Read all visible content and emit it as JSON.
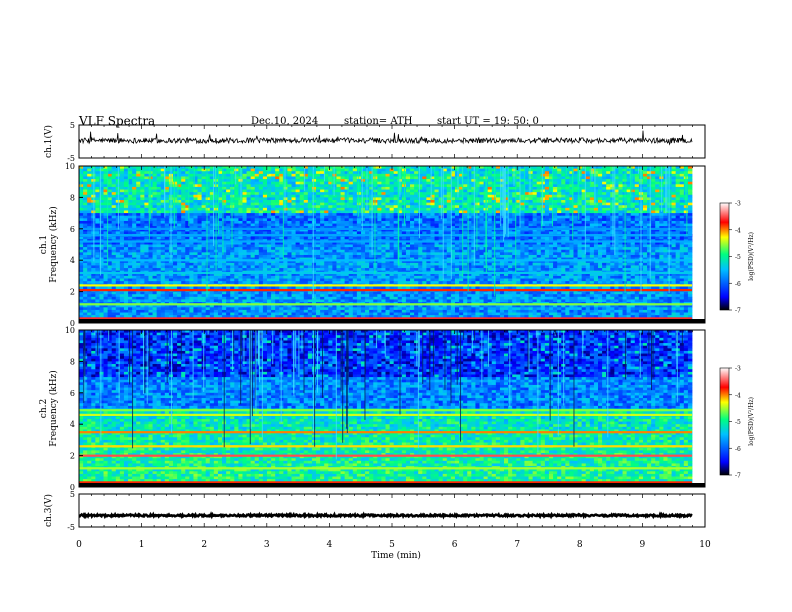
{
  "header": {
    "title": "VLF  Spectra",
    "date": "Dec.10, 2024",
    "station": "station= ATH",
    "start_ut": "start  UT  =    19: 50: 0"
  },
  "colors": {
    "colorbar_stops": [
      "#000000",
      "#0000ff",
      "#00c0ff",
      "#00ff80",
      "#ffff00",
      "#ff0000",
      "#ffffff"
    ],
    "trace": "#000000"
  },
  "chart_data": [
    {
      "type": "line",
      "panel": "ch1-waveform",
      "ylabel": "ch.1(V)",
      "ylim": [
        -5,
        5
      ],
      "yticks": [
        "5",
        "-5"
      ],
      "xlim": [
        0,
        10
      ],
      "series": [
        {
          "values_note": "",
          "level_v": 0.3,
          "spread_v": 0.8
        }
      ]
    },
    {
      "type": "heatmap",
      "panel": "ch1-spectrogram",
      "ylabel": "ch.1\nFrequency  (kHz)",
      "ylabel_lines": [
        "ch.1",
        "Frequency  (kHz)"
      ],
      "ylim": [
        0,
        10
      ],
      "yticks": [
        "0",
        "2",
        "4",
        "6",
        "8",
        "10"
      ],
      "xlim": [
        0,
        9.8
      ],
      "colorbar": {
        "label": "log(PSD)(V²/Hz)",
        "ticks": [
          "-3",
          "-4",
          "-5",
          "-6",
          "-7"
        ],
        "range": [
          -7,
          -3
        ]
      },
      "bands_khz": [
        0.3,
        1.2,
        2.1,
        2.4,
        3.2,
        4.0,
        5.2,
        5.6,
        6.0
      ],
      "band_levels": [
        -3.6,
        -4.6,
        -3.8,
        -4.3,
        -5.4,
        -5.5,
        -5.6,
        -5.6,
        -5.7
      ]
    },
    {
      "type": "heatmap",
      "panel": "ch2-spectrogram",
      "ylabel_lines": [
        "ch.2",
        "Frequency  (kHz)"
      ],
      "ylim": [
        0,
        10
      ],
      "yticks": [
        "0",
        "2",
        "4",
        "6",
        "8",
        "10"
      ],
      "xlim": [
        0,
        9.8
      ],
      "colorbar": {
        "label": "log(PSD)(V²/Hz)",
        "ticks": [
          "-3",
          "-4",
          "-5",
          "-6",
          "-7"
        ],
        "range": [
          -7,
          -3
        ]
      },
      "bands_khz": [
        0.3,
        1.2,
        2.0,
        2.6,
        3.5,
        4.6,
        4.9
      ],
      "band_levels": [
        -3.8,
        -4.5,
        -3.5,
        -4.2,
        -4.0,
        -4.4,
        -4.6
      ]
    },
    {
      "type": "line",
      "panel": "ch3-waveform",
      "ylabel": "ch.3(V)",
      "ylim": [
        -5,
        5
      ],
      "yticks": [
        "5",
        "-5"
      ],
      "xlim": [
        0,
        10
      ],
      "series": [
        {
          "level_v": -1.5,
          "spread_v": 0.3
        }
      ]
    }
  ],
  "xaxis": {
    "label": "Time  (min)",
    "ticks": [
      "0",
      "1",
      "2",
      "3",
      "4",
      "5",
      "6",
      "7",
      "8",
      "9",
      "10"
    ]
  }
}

::::::

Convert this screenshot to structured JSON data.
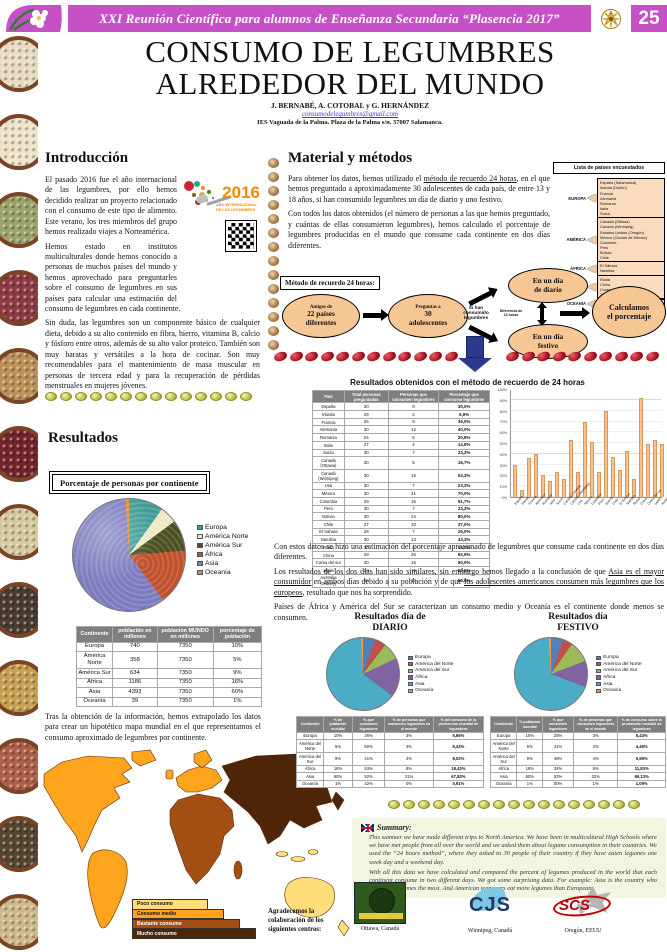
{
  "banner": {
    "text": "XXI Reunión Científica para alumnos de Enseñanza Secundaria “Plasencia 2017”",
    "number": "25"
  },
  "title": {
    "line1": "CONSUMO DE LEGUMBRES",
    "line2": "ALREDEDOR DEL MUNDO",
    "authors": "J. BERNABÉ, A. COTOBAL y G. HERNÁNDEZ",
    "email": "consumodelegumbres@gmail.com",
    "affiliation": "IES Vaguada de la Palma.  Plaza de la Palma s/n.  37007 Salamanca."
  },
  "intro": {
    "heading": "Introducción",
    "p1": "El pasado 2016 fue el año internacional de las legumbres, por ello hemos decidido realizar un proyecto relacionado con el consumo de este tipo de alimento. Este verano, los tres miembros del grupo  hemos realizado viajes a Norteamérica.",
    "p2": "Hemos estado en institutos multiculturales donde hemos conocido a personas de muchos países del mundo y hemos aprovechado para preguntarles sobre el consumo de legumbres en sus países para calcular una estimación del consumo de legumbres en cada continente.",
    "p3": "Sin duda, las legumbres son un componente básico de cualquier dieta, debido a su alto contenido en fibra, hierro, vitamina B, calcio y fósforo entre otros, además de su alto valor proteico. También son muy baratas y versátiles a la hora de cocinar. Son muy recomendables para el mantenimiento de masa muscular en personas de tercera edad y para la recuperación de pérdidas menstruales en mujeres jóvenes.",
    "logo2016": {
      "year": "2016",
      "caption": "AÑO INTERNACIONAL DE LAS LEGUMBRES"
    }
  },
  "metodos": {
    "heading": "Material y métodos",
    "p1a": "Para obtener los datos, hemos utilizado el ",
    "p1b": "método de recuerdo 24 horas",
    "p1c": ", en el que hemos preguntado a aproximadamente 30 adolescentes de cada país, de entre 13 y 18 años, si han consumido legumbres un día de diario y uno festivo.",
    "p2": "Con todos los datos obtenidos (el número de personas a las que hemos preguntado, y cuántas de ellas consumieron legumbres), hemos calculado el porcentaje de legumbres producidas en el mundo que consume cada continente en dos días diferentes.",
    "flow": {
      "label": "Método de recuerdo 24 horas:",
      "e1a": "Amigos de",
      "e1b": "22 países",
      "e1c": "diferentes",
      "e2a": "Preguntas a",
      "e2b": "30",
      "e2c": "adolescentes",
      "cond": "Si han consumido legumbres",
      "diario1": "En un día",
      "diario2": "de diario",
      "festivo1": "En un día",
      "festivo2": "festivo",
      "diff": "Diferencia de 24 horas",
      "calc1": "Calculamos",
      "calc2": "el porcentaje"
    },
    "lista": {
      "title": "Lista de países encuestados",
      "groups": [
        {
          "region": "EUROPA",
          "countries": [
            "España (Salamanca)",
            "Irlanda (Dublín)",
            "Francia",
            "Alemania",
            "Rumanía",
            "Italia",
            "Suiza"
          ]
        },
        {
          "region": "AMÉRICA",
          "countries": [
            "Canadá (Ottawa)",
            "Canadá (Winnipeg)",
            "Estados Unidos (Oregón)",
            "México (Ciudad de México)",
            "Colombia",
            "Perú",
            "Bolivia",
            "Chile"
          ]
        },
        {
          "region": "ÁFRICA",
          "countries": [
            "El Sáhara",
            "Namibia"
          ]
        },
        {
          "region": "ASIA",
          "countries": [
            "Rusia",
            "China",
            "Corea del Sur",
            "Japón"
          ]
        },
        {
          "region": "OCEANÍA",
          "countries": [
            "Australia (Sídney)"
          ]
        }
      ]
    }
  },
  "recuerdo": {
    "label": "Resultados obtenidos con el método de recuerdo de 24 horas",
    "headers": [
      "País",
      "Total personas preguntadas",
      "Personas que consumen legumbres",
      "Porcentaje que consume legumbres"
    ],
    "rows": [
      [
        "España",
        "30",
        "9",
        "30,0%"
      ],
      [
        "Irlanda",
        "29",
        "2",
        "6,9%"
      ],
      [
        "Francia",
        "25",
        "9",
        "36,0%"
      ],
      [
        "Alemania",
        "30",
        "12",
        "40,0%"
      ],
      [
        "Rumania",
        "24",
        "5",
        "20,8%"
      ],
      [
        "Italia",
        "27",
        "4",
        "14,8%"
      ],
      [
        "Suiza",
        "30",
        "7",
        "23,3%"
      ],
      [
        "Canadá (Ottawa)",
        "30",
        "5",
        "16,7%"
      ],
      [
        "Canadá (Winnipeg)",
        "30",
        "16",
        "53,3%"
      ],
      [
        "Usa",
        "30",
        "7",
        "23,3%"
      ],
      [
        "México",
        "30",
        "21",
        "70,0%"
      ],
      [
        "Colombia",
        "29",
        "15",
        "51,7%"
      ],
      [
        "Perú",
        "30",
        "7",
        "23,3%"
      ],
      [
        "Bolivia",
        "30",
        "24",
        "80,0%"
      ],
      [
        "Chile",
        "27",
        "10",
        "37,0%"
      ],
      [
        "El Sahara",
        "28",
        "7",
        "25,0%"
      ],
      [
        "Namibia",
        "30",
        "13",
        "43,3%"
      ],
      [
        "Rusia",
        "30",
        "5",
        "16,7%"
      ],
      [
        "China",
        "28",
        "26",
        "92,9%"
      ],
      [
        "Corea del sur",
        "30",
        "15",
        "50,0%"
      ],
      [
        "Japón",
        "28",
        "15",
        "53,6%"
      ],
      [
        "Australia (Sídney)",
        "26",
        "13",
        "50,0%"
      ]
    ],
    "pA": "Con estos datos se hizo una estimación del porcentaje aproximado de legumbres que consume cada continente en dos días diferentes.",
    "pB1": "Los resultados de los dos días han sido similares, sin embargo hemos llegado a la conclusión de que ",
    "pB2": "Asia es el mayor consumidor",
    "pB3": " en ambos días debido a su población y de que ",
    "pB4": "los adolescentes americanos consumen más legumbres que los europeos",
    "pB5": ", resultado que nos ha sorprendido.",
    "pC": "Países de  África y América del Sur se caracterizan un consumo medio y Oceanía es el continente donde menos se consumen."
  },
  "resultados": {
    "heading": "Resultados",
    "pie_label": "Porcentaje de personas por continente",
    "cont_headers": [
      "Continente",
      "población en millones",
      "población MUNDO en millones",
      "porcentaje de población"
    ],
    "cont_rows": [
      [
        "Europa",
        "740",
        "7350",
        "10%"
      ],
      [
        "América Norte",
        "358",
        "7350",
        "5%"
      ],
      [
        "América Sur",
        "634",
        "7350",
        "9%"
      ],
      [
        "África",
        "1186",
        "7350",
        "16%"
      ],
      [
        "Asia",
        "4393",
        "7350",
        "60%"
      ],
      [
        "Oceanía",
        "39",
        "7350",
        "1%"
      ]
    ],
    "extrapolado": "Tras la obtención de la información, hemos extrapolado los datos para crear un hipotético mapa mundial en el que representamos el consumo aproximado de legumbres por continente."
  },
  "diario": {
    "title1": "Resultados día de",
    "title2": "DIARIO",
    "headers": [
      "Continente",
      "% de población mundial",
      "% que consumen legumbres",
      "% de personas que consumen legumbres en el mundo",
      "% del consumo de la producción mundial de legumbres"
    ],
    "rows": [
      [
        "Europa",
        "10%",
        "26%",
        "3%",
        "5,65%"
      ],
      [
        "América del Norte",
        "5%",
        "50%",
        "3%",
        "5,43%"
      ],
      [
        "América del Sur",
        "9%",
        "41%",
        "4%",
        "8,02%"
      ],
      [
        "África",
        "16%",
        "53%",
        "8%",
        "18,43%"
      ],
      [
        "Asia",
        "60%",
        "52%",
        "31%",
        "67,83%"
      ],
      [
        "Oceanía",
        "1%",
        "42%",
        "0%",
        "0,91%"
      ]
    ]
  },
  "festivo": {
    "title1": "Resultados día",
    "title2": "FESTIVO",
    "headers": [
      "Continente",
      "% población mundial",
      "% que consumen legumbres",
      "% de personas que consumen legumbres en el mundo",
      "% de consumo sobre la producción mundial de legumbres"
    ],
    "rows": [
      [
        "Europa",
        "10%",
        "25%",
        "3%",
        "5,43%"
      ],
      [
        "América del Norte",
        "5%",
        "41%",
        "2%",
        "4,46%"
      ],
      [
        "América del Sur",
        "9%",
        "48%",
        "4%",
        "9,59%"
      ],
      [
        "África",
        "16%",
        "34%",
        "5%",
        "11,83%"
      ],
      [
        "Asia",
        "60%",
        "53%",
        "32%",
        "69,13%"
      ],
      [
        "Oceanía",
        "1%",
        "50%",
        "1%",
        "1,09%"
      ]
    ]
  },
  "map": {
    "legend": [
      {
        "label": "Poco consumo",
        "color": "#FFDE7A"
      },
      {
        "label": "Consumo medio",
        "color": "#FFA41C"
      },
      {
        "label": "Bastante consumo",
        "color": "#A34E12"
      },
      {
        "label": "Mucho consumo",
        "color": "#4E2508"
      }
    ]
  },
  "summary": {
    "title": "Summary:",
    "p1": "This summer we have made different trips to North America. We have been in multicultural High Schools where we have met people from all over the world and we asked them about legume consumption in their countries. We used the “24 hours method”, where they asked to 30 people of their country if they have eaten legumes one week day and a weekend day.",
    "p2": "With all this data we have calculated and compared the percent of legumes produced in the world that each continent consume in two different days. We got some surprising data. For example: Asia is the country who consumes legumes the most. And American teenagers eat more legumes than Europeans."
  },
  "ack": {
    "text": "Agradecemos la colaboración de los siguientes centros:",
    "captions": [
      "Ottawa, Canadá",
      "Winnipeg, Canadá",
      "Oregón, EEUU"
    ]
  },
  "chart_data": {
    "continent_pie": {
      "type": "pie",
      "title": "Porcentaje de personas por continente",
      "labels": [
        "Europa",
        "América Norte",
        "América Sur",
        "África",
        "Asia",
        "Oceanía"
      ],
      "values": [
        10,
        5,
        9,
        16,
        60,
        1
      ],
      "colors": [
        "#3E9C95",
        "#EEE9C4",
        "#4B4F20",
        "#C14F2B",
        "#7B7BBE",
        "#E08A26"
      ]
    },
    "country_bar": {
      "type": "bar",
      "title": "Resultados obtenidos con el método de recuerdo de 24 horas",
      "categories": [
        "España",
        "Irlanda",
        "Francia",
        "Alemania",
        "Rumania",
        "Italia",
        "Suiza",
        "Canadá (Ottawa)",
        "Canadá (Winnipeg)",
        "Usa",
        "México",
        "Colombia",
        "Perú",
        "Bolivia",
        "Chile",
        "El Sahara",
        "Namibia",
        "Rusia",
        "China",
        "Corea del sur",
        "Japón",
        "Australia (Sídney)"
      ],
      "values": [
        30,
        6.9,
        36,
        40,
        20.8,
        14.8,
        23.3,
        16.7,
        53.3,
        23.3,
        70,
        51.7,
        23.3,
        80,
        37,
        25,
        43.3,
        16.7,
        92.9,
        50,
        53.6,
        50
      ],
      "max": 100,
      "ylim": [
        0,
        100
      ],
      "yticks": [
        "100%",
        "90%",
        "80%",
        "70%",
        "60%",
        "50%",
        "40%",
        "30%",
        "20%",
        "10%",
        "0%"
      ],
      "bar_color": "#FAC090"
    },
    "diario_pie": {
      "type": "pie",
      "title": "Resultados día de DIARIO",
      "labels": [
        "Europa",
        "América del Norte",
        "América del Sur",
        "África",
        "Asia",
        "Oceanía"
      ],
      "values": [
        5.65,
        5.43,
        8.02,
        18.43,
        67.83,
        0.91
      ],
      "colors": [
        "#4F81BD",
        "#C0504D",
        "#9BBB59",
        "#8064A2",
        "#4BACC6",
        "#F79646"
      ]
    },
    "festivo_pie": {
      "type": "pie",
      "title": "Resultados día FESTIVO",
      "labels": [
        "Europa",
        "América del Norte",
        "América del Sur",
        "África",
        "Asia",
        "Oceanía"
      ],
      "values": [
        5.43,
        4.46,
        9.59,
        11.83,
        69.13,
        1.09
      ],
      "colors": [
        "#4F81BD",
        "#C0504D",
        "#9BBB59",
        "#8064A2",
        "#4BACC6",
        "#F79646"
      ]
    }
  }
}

::::::

**Stated problem**
Using the listing, copy every line where the word "datos" shows up.

**Solution to this problem**
    "p1a": "Para obtener los datos, hemos utilizado el ",
    "p2": "Con todos los datos obtenidos (el número de personas a las que hemos preguntado, y cuántas de ellas consumieron legumbres), hemos calculado el porcentaje de legumbres producidas en el mundo que consume cada continente en dos días diferentes.",
    "pA": "Con estos datos se hizo una estimación del porcentaje aproximado de legumbres que consume cada continente en dos días diferentes.",
    "extrapolado": "Tras la obtención de la información, hemos extrapolado los datos para crear un hipotético mapa mundial en el que representamos el consumo aproximado de legumbres por continente."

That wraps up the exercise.